Segment Start: Extract

Phengaris is currently defined to include the genus Maculinea. The type species of the latter was the Alcon blue ("M." alcon). This species was found to be less closely related to most other supposed members of Maculinea than the traditional Phengaris species, and hence the two genera were merged to form a monophyletic group. Alternatively, Maculinea could be restricted to the one or two species of "Alcon" blues, and the rest of it be separated as a new genus. But this would create two very small genera, which is generally avoided by modern taxonomists. As Phengaris is the older name, it thus replaces Maculinea.

Maculinea was alternatively considered to be a subgenus of Glaucopsyche. But while Glaucopsyche and Phengaris (including Maculinea) are certainly close relatives, they are unlikely to be that close.

The most recently discovered species in the genus is P. xiushani, first reported in 2010 and found in undisturbed forested mountains, unlike all the other members which live in grasslands over their entire range of distribution.

Segment End: Extract
Segment Start: Data extract

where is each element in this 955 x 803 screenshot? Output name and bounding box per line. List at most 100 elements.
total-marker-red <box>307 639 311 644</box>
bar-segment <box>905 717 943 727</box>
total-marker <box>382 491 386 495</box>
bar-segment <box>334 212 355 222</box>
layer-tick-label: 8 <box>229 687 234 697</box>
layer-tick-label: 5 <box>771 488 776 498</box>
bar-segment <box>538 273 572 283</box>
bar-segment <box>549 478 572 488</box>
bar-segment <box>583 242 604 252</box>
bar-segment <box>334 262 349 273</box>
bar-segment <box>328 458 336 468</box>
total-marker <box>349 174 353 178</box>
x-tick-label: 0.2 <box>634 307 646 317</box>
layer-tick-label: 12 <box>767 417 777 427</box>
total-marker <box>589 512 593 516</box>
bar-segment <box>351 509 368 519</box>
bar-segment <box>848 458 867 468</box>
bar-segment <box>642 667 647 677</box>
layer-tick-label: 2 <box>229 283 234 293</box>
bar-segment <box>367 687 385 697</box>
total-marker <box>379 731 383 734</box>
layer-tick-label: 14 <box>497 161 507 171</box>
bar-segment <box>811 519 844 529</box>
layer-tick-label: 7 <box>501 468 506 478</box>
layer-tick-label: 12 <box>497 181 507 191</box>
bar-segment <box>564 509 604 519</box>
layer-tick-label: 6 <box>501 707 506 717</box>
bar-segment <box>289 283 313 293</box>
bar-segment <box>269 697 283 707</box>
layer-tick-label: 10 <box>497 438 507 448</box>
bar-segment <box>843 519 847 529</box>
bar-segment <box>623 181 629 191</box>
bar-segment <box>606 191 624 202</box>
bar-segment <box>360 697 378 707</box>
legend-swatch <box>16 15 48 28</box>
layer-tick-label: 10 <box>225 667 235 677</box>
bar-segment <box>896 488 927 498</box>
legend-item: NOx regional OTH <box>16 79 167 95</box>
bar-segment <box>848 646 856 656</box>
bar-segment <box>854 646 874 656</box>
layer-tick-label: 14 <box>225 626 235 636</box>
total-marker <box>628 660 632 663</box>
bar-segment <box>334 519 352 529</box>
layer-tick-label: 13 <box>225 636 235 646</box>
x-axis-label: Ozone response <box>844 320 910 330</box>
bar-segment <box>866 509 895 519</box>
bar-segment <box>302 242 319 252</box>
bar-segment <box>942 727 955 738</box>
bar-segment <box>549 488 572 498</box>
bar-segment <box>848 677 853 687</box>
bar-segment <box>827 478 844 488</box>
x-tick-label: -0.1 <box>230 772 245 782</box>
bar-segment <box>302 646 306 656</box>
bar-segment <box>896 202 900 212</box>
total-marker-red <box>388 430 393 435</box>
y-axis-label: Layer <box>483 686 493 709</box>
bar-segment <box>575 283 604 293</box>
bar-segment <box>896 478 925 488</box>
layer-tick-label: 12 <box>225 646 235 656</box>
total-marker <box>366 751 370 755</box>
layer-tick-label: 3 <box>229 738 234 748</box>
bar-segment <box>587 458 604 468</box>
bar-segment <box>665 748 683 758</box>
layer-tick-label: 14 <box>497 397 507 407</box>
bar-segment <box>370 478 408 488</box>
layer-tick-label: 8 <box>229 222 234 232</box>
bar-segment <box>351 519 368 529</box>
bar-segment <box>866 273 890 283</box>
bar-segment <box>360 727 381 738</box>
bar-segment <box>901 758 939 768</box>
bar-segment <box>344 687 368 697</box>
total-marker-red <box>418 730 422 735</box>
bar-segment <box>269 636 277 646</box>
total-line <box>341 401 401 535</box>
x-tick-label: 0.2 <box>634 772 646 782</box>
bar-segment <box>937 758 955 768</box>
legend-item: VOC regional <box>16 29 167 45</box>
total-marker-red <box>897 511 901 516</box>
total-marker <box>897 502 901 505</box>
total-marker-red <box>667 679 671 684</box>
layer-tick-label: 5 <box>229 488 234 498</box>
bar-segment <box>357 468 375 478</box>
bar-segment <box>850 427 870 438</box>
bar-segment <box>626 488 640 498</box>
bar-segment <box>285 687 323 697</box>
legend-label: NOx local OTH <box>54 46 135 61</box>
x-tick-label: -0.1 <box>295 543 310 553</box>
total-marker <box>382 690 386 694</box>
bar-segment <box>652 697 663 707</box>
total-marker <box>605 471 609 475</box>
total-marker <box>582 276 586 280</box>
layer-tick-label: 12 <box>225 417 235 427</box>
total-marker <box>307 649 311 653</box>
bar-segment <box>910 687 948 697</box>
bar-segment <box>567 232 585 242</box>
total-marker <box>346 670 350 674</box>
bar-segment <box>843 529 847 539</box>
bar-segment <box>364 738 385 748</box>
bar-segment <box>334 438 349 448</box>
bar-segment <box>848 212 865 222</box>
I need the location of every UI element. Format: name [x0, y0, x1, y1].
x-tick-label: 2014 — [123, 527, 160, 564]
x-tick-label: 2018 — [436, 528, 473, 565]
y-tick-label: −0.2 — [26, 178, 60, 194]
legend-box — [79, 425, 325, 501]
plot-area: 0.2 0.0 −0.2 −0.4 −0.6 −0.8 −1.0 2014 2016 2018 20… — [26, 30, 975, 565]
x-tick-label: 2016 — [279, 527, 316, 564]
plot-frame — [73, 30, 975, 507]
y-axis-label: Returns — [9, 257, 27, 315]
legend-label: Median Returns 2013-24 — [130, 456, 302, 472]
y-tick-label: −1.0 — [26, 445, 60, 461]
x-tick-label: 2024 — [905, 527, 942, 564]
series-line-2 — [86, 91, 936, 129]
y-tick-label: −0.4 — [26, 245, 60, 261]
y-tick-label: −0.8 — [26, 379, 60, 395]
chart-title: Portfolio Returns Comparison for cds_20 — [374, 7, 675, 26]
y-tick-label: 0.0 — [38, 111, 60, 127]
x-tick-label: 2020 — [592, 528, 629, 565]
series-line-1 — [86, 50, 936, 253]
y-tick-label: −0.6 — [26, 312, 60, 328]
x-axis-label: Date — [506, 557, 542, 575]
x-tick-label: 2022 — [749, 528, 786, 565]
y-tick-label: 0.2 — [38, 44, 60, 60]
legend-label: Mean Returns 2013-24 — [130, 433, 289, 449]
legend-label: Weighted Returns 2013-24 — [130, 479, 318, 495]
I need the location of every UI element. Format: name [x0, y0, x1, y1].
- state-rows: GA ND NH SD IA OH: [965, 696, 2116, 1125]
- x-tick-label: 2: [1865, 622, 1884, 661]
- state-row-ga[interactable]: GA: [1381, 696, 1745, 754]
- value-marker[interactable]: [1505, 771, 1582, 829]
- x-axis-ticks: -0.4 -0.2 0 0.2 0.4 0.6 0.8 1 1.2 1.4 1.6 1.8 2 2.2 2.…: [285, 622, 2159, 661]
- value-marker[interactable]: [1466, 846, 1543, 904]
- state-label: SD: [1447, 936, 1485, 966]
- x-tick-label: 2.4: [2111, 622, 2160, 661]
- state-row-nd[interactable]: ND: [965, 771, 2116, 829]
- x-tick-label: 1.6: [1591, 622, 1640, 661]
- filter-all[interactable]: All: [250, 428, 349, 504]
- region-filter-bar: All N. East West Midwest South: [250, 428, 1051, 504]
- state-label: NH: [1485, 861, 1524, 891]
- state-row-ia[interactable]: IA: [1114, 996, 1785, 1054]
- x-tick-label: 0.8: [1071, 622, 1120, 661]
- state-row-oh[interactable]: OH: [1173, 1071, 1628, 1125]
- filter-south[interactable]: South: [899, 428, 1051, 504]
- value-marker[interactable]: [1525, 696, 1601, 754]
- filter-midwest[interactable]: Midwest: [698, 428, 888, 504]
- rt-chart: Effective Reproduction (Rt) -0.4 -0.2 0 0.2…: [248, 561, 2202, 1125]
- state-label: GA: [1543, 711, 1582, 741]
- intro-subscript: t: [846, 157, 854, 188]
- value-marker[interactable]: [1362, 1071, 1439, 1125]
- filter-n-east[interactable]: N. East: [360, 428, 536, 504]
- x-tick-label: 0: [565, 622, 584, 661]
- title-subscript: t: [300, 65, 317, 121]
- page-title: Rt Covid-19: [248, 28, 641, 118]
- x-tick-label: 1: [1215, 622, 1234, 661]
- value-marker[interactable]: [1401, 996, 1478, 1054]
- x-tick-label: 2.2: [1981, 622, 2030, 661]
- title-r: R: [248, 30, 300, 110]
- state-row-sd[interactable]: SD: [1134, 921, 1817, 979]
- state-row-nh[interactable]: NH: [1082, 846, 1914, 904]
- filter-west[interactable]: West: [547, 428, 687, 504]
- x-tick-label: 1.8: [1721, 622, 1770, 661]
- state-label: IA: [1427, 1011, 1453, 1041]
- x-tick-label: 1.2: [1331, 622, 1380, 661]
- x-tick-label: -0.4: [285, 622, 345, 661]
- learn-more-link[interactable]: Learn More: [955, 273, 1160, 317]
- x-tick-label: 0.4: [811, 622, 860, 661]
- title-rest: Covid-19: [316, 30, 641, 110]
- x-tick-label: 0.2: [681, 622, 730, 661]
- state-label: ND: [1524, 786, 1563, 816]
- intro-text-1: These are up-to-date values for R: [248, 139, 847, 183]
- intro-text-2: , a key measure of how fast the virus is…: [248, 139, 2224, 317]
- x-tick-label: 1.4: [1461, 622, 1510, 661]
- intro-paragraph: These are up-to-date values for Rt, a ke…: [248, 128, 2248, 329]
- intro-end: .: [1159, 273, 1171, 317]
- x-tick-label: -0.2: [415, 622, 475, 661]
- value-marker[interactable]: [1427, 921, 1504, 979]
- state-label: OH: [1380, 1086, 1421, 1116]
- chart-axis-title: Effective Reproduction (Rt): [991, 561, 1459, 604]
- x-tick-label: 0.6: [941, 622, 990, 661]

Segment End: Data extract

_Activity 1_
In the passage on Phengaris taxonomy, what was the type species of Maculinea?
_Activity 2_
Carry on the passage on Phengaris taxonomy from its final sentence.

_Expected output 1_
The Alcon blue ("M." alcon).

_Expected output 2_
==Species==
The species, listed in the presumed phylogenetic sequence from the most ancestral to the most apomorphic, are:

Basal group (Maculinea sensu stricto)
- Phengaris alcon - Alcon blue, Alcon large blue
  - †Phengaris alcon arenaria - Dutch Alcon blue
- Phengaris rebeli - mountain Alcon blue (may belong in P. alcon)

Phengaris sensu stricto
- Phengaris albida (Leech, 1893)
- Phengaris atroguttata - great spotted blue
- Phengaris daitozana (Wileman, 1908)
- Phengaris xiushani Wang & Settele, 2010 - Xiushan's large blue

Other "Maculinea"
- Phengaris arion - large blue
- Phengaris arionides - greater large blue
- Phengaris cyanecula (Eversmann, 1848)
  - Phengaris cyanecula cyanecula Mongolia
  - Phengaris cyanecula obscurior (Staudinger, 1901) Tian-Shan
  - Phengaris cyanecula taras (Fruhstorfer, 1915) Alay Mountains
  - Phengaris cyanecula ussuriensis (Sheljuzhko, 1928) Amur Oblast, Ussuri
- Phengaris kurentzovi (Sibatani, Saigusa & Hirowatari, 1994)
  - Phengaris kurentzovi kurentzovi northern China and Korea
  - Phengaris kurentzovi daurica Dubatolov, 1999 Transbaikalia
- Phengaris ligurica (Wagner, 1904) (may belong in P. arion)
- Phengaris nausithous - dusky large blue
- Phengaris ogumae (Matsumura, 1910) (tentatively placed here)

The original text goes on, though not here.